Document passage:

Peru Scout Trip: 2007
In May, we scouted a trip to Peru for Aerostich Tours. What we found were some of the most breathtaking roads in the world, exceptionally friendly people and fantastic scenery! We are going to put together a tour only for the hardy. It will focus on the adventure side of life. This will not be your cushy chocolate- on-the-pillow-every-night ride, but something a little out of the ordinary and off the beaten path. We will be seeing the real Peru. We will be looking for a select group of riders to enjoy this once-in-a-lifetime experience. Check the Aerostich Tours website for updates on this most amazing ride!
Southern Peru
Now...the pics!
Aerostich International Adventure Team (and assorted social outcasts) The group: Colin, Jeff, Jason, Simon, Phil and Pete. (Representing by Scotland, England, Alaska, and Colorado) The Bikes: BMW F650 GS, F 650 GS Dakar (Representing Bavaria)
The Start: Arica, Chile: Dryest Place on Earth. The taxi driver told us that it hadn't rained in Arica for four years! It is known as the city of eternal spring- never too hot, never too cold, all year long. Rivers running out of the Andes act as thriving oases. Cattle, corn, onions, people...you can grow just about anything within the narrow river valley. Just five feet from these lush ribbons is No Man's Land.

Stated task: Copy out the Peru scout trip report word for word, from its heading through its final sentence. Work only from the Peru scout trip report above.

Data supplied:
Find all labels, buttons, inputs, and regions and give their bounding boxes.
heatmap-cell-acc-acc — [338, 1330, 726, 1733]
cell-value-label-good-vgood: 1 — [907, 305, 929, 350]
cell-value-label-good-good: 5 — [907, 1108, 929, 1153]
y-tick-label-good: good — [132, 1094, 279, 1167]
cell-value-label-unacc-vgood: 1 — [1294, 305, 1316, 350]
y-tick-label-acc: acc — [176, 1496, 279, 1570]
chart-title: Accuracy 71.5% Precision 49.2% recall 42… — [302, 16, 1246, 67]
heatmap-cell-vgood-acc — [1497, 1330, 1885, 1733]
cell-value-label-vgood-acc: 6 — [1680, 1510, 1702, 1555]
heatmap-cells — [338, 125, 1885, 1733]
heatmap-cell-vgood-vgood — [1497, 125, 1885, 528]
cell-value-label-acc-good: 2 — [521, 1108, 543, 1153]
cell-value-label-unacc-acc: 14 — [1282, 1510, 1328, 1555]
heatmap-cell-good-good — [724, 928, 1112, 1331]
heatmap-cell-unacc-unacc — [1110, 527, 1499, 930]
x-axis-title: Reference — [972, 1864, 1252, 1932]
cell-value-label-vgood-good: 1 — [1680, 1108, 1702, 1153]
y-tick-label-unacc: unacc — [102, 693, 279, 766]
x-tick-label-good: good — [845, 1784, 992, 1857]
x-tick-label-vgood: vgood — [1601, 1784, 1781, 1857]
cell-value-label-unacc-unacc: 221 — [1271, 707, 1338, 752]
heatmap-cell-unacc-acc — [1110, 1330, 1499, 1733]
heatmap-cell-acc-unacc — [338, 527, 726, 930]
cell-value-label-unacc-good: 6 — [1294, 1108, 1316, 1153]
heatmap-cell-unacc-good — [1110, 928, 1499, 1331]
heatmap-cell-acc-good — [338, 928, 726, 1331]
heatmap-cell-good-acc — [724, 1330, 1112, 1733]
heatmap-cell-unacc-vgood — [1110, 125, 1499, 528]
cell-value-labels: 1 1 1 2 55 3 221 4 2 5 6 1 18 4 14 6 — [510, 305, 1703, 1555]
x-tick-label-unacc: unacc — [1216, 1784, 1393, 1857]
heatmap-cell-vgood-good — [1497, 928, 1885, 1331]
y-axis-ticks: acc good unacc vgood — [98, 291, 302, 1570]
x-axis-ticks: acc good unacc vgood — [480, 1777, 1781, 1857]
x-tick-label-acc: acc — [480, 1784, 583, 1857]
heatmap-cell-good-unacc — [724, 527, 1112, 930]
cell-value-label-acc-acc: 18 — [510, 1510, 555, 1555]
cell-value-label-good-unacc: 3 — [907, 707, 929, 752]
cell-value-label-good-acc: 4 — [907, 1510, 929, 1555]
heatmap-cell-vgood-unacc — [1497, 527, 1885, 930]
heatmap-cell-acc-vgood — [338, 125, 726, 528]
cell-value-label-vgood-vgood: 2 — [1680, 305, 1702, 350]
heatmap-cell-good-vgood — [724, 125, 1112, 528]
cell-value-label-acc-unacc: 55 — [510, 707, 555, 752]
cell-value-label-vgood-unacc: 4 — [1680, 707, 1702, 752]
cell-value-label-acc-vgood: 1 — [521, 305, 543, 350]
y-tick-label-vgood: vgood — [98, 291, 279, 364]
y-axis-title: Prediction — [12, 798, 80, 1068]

Solution to the problem:
Peru Scout Trip: 2007
In May, we scouted a trip to Peru for Aerostich Tours. What we found were some of the most breathtaking roads in the world, exceptionally friendly people and fantastic scenery! We are going to put together a tour only for the hardy. It will focus on the adventure side of life. This will not be your cushy chocolate- on-the-pillow-every-night ride, but something a little out of the ordinary and off the beaten path. We will be seeing the real Peru. We will be looking for a select group of riders to enjoy this once-in-a-lifetime experience. Check the Aerostich Tours website for updates on this most amazing ride!
Southern Peru
Now...the pics!
Aerostich International Adventure Team (and assorted social outcasts) The group: Colin, Jeff, Jason, Simon, Phil and Pete. (Representing by Scotland, England, Alaska, and Colorado) The Bikes: BMW F650 GS, F 650 GS Dakar (Representing Bavaria)
The Start: Arica, Chile: Dryest Place on Earth. The taxi driver told us that it hadn't rained in Arica for four years! It is known as the city of eternal spring- never too hot, never too cold, all year long. Rivers running out of the Andes act as thriving oases. Cattle, corn, onions, people...you can grow just about anything within the narrow river valley. Just five feet from these lush ribbons is No Man's Land.